## YOUR GOAL:
Write out the listing below again, precisely as it is given.

## begin

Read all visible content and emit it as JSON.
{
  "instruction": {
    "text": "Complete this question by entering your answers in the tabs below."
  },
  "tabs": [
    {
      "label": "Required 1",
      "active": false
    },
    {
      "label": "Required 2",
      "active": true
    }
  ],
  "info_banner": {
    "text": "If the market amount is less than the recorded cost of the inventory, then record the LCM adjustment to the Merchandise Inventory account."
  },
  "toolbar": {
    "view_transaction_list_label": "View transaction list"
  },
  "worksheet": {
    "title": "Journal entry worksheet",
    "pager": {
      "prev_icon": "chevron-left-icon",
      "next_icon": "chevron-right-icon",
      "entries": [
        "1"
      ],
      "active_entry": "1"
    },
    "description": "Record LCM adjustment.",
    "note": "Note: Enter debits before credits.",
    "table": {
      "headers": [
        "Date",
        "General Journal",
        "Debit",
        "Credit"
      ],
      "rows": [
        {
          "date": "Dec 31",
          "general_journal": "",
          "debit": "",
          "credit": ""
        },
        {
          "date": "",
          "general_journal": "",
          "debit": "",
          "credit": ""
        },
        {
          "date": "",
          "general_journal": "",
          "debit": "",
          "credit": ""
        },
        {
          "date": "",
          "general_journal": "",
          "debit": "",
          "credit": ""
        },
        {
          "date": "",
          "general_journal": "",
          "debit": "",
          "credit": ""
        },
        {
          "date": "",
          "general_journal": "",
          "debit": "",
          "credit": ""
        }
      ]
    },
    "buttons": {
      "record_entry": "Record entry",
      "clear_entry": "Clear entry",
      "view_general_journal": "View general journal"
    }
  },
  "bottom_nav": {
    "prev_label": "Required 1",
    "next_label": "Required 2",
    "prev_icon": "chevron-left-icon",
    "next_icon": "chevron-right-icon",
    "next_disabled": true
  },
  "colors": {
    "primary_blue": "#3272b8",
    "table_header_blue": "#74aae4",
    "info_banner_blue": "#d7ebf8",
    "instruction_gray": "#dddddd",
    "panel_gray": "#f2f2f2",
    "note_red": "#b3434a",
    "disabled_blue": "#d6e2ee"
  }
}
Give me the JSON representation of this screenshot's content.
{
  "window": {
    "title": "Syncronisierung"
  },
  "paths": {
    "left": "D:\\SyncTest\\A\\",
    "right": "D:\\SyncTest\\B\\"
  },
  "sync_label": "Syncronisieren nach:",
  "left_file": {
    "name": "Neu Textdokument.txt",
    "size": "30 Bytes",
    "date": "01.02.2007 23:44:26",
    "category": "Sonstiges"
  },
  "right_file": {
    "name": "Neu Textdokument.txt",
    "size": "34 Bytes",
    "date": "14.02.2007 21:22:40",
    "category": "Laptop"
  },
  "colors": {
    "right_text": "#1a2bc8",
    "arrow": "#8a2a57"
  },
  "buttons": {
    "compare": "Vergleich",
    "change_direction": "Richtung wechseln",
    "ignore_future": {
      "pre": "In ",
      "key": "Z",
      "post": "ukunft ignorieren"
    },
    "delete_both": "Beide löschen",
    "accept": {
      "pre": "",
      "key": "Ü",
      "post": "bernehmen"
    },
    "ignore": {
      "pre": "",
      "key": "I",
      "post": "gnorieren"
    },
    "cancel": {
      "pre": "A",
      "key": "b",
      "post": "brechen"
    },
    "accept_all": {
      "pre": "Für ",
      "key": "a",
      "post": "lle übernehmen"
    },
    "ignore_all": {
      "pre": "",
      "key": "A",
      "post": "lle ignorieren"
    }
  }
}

## end

## EXERCISE ANSWER:
Read all visible content and emit it as JSON.
{
  "instruction": {
    "text": "Complete this question by entering your answers in the tabs below."
  },
  "tabs": [
    {
      "label": "Required 1",
      "active": false
    },
    {
      "label": "Required 2",
      "active": true
    }
  ],
  "info_banner": {
    "text": "If the market amount is less than the recorded cost of the inventory, then record the LCM adjustment to the Merchandise Inventory account."
  },
  "toolbar": {
    "view_transaction_list_label": "View transaction list"
  },
  "worksheet": {
    "title": "Journal entry worksheet",
    "pager": {
      "prev_icon": "chevron-left-icon",
      "next_icon": "chevron-right-icon",
      "entries": [
        "1"
      ],
      "active_entry": "1"
    },
    "description": "Record LCM adjustment.",
    "note": "Note: Enter debits before credits.",
    "table": {
      "headers": [
        "Date",
        "General Journal",
        "Debit",
        "Credit"
      ],
      "rows": [
        {
          "date": "Dec 31",
          "general_journal": "",
          "debit": "",
          "credit": ""
        },
        {
          "date": "",
          "general_journal": "",
          "debit": "",
          "credit": ""
        },
        {
          "date": "",
          "general_journal": "",
          "debit": "",
          "credit": ""
        },
        {
          "date": "",
          "general_journal": "",
          "debit": "",
          "credit": ""
        },
        {
          "date": "",
          "general_journal": "",
          "debit": "",
          "credit": ""
        },
        {
          "date": "",
          "general_journal": "",
          "debit": "",
          "credit": ""
        }
      ]
    },
    "buttons": {
      "record_entry": "Record entry",
      "clear_entry": "Clear entry",
      "view_general_journal": "View general journal"
    }
  },
  "bottom_nav": {
    "prev_label": "Required 1",
    "next_label": "Required 2",
    "prev_icon": "chevron-left-icon",
    "next_icon": "chevron-right-icon",
    "next_disabled": true
  },
  "colors": {
    "primary_blue": "#3272b8",
    "table_header_blue": "#74aae4",
    "info_banner_blue": "#d7ebf8",
    "instruction_gray": "#dddddd",
    "panel_gray": "#f2f2f2",
    "note_red": "#b3434a",
    "disabled_blue": "#d6e2ee"
  }
}
Give me the JSON representation of this screenshot's content.
{
  "window": {
    "title": "Syncronisierung"
  },
  "paths": {
    "left": "D:\\SyncTest\\A\\",
    "right": "D:\\SyncTest\\B\\"
  },
  "sync_label": "Syncronisieren nach:",
  "left_file": {
    "name": "Neu Textdokument.txt",
    "size": "30 Bytes",
    "date": "01.02.2007 23:44:26",
    "category": "Sonstiges"
  },
  "right_file": {
    "name": "Neu Textdokument.txt",
    "size": "34 Bytes",
    "date": "14.02.2007 21:22:40",
    "category": "Laptop"
  },
  "colors": {
    "right_text": "#1a2bc8",
    "arrow": "#8a2a57"
  },
  "buttons": {
    "compare": "Vergleich",
    "change_direction": "Richtung wechseln",
    "ignore_future": {
      "pre": "In ",
      "key": "Z",
      "post": "ukunft ignorieren"
    },
    "delete_both": "Beide löschen",
    "accept": {
      "pre": "",
      "key": "Ü",
      "post": "bernehmen"
    },
    "ignore": {
      "pre": "",
      "key": "I",
      "post": "gnorieren"
    },
    "cancel": {
      "pre": "A",
      "key": "b",
      "post": "brechen"
    },
    "accept_all": {
      "pre": "Für ",
      "key": "a",
      "post": "lle übernehmen"
    },
    "ignore_all": {
      "pre": "",
      "key": "A",
      "post": "lle ignorieren"
    }
  }
}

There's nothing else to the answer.